◆ **Stored records**

[start]

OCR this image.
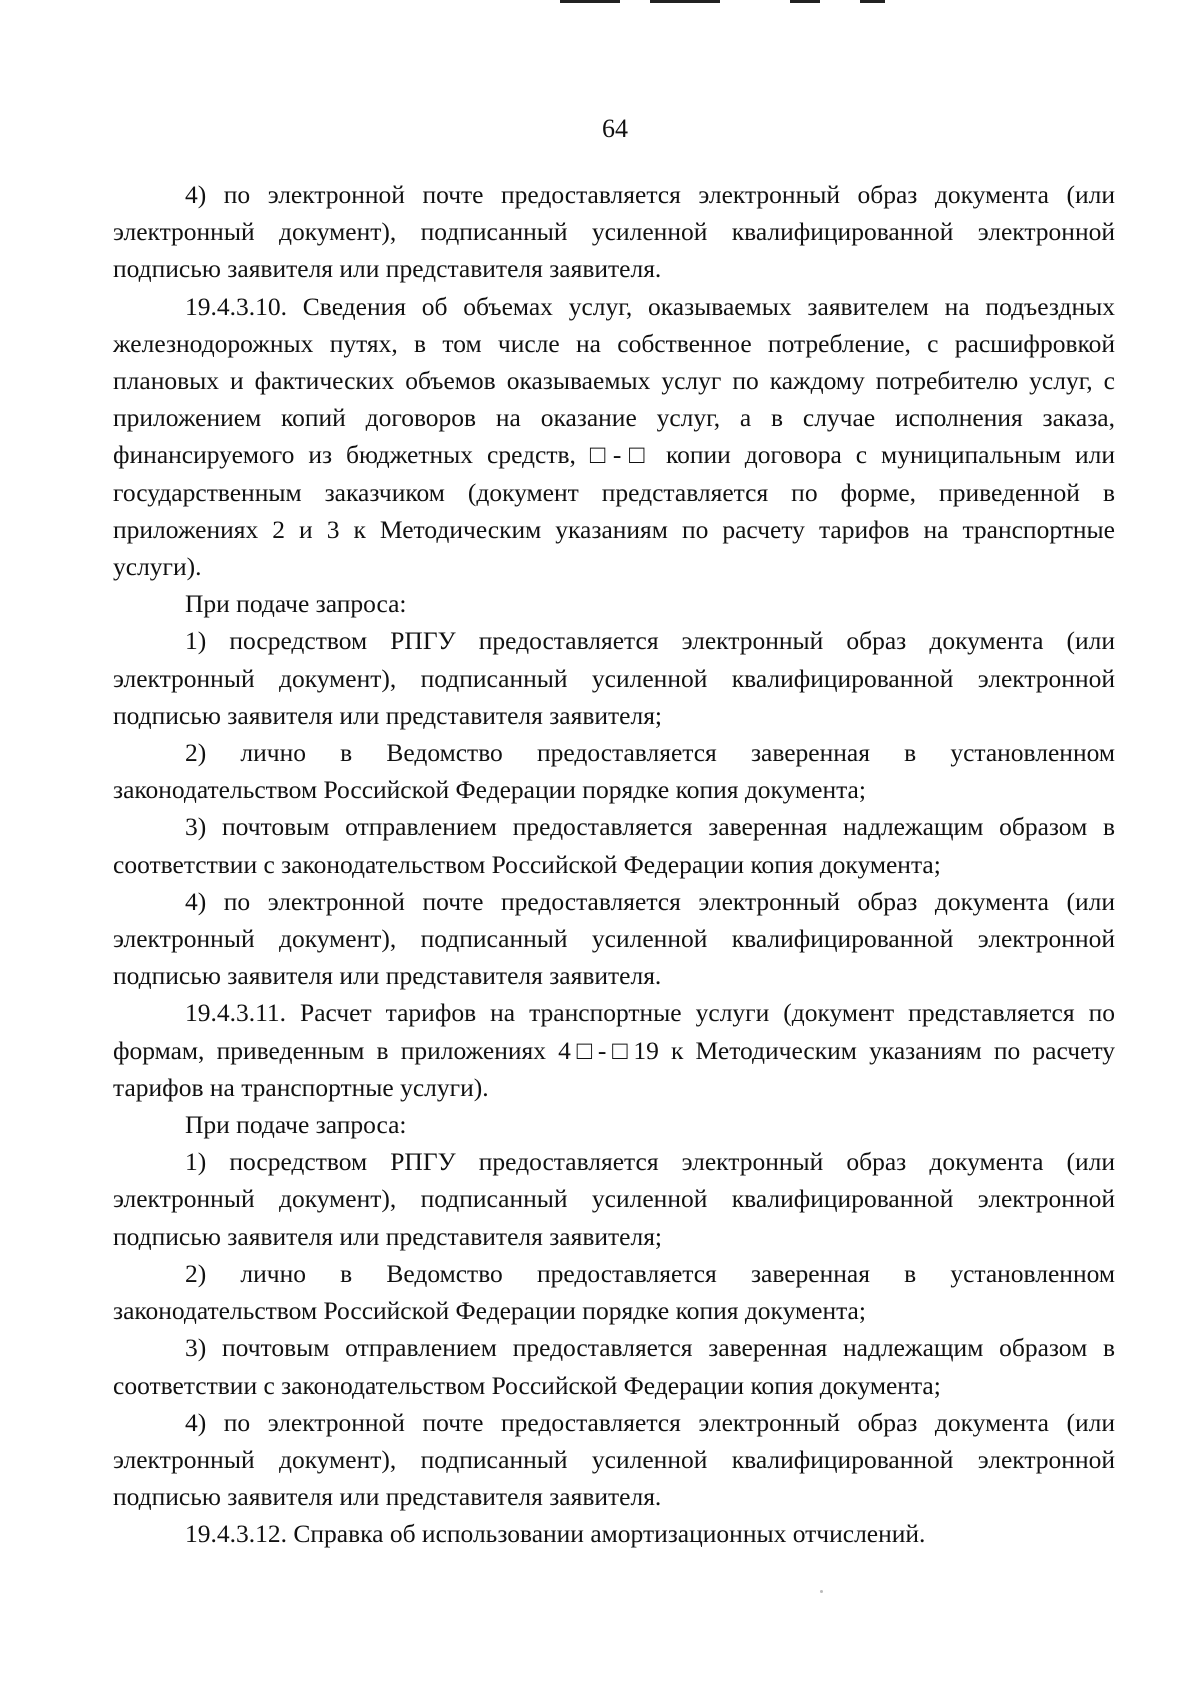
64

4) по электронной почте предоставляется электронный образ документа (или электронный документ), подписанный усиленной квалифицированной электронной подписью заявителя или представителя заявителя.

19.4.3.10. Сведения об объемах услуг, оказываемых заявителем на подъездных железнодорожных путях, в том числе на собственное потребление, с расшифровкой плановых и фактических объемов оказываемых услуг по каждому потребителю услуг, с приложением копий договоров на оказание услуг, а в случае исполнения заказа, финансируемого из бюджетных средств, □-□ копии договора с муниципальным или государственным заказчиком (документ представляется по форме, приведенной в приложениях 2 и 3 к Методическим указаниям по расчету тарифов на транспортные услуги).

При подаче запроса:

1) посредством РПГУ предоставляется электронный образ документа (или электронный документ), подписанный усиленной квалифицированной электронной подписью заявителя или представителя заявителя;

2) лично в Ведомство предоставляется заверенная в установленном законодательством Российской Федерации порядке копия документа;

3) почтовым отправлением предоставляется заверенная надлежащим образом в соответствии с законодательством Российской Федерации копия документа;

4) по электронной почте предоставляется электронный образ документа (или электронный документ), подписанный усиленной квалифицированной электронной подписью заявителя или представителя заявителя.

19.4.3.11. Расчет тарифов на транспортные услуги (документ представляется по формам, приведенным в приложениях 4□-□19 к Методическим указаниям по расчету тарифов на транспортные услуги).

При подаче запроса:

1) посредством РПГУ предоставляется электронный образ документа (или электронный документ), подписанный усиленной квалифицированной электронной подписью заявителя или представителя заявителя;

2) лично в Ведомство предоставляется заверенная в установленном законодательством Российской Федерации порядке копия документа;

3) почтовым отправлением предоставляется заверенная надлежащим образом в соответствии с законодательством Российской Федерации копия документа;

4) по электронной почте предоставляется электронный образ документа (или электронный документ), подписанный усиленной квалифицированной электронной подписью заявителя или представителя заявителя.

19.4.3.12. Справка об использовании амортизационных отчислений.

[end]
[start]

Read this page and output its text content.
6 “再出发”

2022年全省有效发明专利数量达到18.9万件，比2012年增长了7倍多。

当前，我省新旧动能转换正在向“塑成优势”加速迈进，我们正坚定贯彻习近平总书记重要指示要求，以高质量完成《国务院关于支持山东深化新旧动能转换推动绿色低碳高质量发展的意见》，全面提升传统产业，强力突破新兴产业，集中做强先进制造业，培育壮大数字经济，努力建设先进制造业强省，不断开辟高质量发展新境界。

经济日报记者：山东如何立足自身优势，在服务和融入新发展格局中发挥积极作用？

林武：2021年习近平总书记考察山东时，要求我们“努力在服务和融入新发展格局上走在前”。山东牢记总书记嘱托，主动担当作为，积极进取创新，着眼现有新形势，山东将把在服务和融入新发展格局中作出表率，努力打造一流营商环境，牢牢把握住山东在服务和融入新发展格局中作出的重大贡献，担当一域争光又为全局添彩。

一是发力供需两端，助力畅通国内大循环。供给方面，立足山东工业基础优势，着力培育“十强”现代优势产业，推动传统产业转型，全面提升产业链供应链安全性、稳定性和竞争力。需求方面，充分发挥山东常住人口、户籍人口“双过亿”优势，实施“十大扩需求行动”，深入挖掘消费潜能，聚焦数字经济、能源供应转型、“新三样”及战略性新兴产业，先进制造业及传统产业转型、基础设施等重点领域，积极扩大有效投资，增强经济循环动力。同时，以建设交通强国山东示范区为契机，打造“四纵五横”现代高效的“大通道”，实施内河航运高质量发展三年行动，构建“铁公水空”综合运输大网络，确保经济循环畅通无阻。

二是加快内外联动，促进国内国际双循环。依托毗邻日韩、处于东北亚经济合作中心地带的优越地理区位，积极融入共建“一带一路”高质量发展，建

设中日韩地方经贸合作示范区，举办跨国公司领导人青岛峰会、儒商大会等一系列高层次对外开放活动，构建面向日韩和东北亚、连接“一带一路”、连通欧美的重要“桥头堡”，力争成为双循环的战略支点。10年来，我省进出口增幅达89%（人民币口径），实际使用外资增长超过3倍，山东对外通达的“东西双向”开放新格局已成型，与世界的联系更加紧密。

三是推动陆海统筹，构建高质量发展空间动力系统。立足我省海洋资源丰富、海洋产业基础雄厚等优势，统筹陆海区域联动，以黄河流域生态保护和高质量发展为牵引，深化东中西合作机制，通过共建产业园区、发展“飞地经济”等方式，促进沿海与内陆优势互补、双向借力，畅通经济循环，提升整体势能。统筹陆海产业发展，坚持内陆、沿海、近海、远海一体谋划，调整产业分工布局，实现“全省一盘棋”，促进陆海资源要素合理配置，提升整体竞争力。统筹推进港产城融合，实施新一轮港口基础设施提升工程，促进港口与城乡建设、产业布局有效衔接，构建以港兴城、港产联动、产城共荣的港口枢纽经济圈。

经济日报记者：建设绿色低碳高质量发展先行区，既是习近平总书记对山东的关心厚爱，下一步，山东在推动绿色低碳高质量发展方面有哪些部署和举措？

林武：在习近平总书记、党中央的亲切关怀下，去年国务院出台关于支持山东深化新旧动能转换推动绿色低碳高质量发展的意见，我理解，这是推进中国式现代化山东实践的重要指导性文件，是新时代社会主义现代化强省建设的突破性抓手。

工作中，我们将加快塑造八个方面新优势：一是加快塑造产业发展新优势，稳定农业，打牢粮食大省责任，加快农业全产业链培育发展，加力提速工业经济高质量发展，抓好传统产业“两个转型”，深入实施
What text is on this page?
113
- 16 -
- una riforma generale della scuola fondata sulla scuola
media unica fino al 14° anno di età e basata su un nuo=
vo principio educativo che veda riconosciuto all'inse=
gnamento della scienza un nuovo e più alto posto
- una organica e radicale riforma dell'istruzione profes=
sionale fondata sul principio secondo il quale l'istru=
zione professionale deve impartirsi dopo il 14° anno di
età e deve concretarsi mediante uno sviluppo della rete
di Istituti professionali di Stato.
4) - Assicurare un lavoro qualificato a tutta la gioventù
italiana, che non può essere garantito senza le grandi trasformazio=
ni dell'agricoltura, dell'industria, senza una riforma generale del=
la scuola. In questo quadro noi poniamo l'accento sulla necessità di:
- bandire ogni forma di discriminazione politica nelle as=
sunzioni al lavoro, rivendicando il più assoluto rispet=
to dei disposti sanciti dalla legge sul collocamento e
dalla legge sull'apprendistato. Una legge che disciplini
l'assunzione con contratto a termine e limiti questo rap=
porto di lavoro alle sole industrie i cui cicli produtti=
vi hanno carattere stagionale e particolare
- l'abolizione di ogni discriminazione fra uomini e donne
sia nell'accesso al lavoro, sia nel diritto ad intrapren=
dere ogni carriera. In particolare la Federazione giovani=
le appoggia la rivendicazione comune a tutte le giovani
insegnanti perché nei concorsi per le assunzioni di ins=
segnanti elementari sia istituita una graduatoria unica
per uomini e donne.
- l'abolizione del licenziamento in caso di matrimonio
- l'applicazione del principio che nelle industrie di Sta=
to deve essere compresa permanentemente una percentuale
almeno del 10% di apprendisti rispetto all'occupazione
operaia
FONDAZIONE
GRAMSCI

[end]

◆ **Task to carry out**
Each line that has the word "ogni" counts once. How many such lines are in the data? Give the number alone.

◆ **Full answer**
3